*REQUIRED WORK*
Filter the lines below, copying only those with the string "text".

** begin SUPPLIED MATERIAL **

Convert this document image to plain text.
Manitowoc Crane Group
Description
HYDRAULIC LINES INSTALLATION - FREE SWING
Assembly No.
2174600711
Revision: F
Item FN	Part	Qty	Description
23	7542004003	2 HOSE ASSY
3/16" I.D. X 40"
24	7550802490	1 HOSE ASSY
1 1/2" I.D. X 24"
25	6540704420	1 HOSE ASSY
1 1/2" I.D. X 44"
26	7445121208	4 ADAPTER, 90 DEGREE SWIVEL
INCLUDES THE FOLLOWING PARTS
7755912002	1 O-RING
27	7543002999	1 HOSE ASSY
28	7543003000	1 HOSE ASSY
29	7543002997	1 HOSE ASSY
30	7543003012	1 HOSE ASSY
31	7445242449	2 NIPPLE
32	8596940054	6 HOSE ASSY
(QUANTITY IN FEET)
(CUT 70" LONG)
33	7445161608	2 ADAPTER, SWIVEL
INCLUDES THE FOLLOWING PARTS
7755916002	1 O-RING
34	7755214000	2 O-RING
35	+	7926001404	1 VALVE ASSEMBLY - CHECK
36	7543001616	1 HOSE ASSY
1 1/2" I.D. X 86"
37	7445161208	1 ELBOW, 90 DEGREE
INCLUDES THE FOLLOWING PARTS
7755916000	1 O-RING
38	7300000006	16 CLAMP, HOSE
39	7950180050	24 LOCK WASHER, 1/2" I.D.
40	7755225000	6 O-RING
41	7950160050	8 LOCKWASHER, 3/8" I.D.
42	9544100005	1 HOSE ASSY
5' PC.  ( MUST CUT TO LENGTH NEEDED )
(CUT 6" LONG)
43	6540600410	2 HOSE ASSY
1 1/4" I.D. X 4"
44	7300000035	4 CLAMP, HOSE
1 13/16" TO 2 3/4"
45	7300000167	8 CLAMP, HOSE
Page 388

** end SUPPLIED MATERIAL **
** begin SUPPLIED MATERIAL **

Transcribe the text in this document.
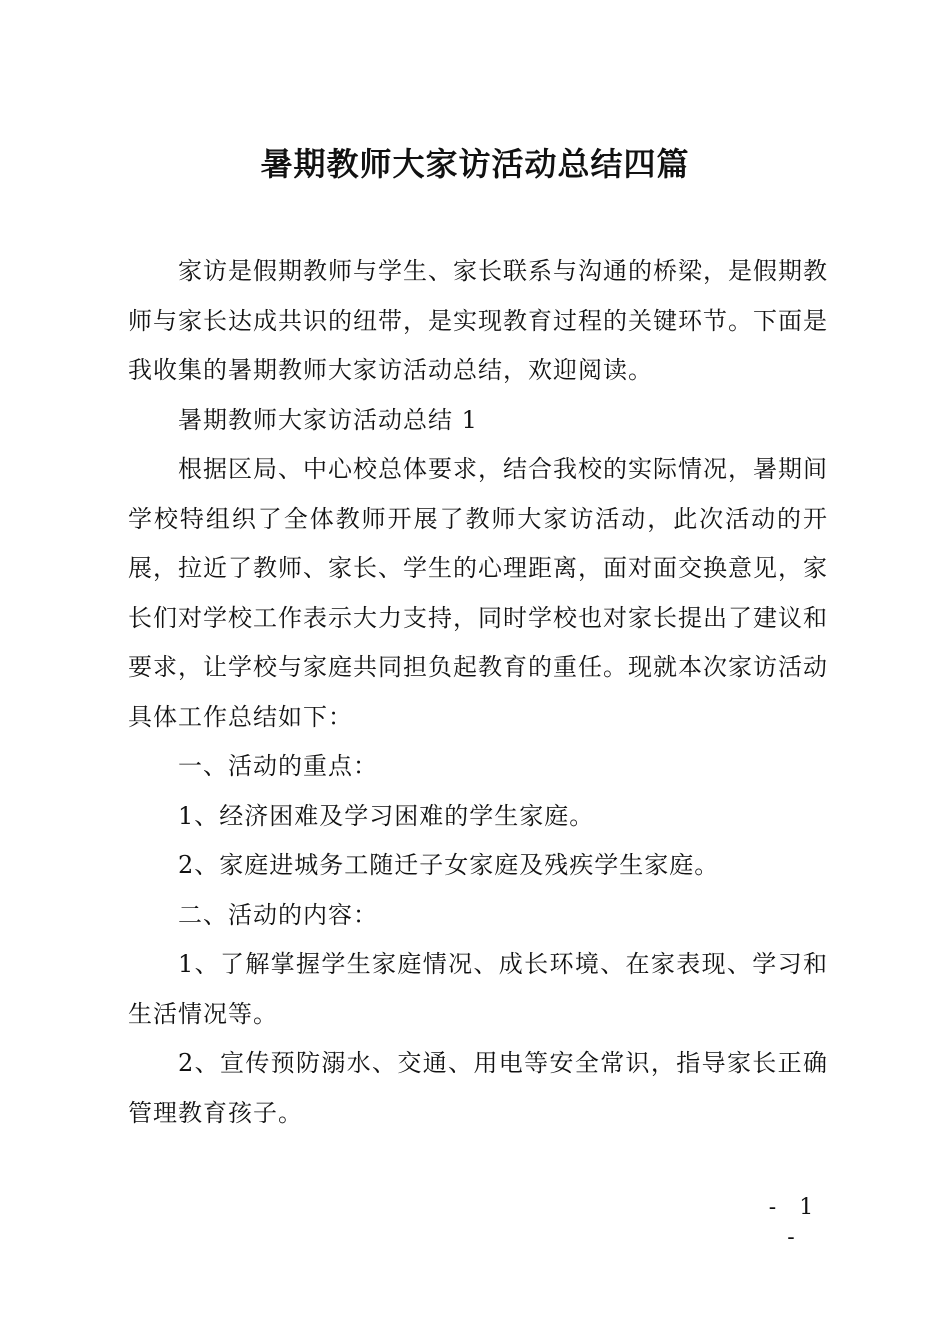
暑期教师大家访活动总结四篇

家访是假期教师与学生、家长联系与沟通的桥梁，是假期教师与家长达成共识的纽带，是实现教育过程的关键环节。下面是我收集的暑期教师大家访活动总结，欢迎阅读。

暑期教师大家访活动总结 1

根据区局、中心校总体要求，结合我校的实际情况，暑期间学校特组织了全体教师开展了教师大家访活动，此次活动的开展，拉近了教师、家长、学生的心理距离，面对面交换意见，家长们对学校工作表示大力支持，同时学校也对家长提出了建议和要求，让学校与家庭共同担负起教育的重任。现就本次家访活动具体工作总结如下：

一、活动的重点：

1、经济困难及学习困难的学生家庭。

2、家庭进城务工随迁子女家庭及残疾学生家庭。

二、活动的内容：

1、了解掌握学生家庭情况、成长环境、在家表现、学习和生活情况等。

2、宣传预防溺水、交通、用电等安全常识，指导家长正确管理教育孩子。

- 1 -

** end SUPPLIED MATERIAL **

*EXERCISE ANSWER*
Convert this document image to plain text.
Transcribe the text in this document.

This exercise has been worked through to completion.